» **Instructions for the task**
All lines with the word "potency" must be pulled from the entries below.

Dataset entries on figures:

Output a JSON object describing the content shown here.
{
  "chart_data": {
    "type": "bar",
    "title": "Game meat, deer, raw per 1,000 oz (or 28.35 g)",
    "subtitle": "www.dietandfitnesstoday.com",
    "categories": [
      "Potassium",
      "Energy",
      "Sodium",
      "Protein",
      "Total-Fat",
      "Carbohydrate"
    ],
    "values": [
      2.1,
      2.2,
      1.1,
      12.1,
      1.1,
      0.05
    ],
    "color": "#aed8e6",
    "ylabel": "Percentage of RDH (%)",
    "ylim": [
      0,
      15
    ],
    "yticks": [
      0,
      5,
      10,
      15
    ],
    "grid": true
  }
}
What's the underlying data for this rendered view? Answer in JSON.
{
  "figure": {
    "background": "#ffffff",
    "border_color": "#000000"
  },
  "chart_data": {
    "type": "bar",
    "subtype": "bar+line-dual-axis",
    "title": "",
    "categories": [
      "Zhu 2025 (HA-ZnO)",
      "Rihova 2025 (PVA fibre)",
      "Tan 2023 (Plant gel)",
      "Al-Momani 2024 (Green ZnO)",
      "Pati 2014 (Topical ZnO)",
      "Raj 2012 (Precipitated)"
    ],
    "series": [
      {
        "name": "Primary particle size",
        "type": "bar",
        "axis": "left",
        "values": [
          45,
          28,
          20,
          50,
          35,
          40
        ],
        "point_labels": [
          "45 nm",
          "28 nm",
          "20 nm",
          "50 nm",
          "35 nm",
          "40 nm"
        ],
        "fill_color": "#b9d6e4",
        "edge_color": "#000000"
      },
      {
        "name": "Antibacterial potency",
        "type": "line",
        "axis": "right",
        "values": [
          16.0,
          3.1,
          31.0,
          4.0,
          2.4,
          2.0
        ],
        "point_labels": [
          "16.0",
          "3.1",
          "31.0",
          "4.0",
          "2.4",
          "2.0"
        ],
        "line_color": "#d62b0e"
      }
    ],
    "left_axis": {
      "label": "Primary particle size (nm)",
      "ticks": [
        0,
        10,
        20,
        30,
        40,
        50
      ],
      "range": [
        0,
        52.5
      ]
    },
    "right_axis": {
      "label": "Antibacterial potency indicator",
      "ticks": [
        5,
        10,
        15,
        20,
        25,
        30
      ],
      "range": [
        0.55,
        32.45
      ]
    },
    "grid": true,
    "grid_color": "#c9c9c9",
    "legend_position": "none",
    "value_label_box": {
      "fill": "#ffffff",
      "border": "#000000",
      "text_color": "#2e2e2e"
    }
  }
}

» **Task solution**
        "name": "Antibacterial potency",
      "label": "Antibacterial potency indicator",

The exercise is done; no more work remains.